In [None]:
import pandas as pd
import matplotlib.pyplot as plt
import numpy as np

In [None]:
!pip install -U transformers
!pip install datasets
!pip install -U accelerate

# Tokenisation

In [None]:
from transformers import AutoTokenizer
import torch
from datasets import Dataset, DatasetDict
from sklearn.preprocessing import StandardScaler

In [None]:
BASE_MODEL = "xlm-roberta-base"
LEARNING_RATE = 2e-5
MAX_LEN = 512
BATCH_SIZE = 32
EPOCHS = 4

In [None]:
tokenizer = AutoTokenizer.from_pretrained(BASE_MODEL)

In [None]:
raw_train_df = pd.read_csv("/content/train_df.csv")
raw_val_df = pd.read_csv("/content/validation_df.csv")
raw_test_df = pd.read_csv("/content/test_df.csv")

In [None]:
ende_train_df = raw_train_df.iloc[:16367]
zhen_train_df = raw_train_df.iloc[16368:]
ende_val_df = raw_val_df.iloc[:5456]
zhen_val_df = raw_val_df.iloc[5657:]
ende_test_df = raw_test_df.iloc[:5456]
zhen_test_df = raw_test_df.iloc[5457:]

In [None]:
ende_mean = ende_train_df["mqm_score"].mean()
ende_sd = ende_train_df["mqm_score"].std()

zhen_mean = zhen_train_df["mqm_score"].mean()
zhen_sd = zhen_train_df["mqm_score"].std()

ende_mean, ende_sd, zhen_mean, zhen_sd

(0.9864911101606892,
 1.5411897967214492,
 1.9939672178185859,
 2.2663194655370646)

**EXTRACTED RECORDS**.

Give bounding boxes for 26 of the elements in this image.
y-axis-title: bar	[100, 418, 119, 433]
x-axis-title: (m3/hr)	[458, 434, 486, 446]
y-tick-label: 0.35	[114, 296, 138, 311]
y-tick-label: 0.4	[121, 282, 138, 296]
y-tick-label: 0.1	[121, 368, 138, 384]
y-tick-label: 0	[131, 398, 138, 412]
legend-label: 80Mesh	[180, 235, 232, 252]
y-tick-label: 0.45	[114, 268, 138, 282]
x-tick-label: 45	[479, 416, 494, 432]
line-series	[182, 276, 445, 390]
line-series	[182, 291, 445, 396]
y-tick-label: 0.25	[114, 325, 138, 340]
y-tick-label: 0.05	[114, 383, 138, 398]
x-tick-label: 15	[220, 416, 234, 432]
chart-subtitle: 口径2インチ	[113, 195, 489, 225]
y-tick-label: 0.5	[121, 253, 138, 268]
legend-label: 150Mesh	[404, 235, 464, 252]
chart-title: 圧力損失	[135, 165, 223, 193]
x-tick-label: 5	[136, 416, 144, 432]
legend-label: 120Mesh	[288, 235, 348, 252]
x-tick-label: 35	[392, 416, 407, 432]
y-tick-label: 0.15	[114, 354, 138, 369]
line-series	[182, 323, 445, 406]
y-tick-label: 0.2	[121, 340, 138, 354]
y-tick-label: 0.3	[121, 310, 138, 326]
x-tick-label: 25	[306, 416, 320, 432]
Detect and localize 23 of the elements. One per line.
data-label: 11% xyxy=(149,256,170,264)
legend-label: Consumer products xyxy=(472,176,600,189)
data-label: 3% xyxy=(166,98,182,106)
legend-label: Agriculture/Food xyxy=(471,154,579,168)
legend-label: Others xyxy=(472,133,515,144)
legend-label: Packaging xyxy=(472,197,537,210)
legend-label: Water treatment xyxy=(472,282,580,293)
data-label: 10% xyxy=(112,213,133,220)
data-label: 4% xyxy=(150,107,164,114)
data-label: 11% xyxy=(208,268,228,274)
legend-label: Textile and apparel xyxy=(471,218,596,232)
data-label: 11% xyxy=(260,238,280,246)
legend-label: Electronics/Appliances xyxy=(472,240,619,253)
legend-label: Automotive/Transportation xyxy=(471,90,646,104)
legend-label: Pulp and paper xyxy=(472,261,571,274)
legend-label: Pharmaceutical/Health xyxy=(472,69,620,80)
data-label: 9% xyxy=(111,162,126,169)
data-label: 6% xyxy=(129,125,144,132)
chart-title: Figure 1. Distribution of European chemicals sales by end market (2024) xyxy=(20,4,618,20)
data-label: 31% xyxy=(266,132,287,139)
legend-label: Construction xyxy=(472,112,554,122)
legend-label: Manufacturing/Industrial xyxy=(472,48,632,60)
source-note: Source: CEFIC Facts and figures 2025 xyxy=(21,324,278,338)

**TASKS AND EXERCISES**.
[1] In the notebook above, what value is assigned to BATCH_SIZE?
[2] Write the next part of the notebook above, starting right after the printed means and standard deviations.

**SOLVED PROBLEMS**.
[1] 32

[2]
In [None]:
ende_train_df['s_mqm'] = (ende_train_df['mqm_score'] - ende_mean) / ende_sd
ende_val_df['s_mqm'] = (ende_val_df['mqm_score'] - ende_mean) / ende_sd
ende_test_df['s_mqm'] = (ende_test_df['mqm_score'] - ende_mean) / ende_sd

zhen_train_df['s_mqm'] = (zhen_train_df['mqm_score'] - zhen_mean) / zhen_sd
zhen_val_df['s_mqm'] = (zhen_val_df['mqm_score'] - zhen_mean) / zhen_sd
zhen_test_df['s_mqm'] = (zhen_test_df['mqm_score'] - zhen_mean) / zhen_sd

A value is trying to be set on a copy of a slice from a DataFrame.
Try using .loc[row_indexer,col_indexer] = value instead

See the caveats in the documentation: https://pandas.pydata.org/pandas-docs/stable/user_guide/indexing.html#returning-a-view-versus-a-copy
  ende_train_df['s_mqm'] = (ende_train_df['mqm_score'] - ende_mean) / ende_sd
A value is trying to be set on a copy of a slice from a DataFrame.
Try using .loc[row_indexer,col_indexer] = value instead

See the caveats in the documentation: https://pandas.pydata.org/pandas-docs/stable/user_guide/indexing.html#returning-a-view-versus-a-copy
  ende_val_df['s_mqm'] = (ende_val_df['mqm_score'] - ende_mean) / ende_sd
A value is trying to be set on a copy of a slice from a DataFrame.
Try using .loc[row_indexer,col_indexer] = value instead

See the caveats in the documentation: https://pandas.pydata.org/pandas-docs/stable/user_guide/indexing.html#returning-a-view-versus-a-copy
  ende_test_df['s_mqm'] = (ende_test_df['mqm_score'] - ende

In [None]:
raw_ende_train_ds = Dataset.from_pandas(ende_train_df)
raw_zhen_train_ds = Dataset.from_pandas(zhen_train_df)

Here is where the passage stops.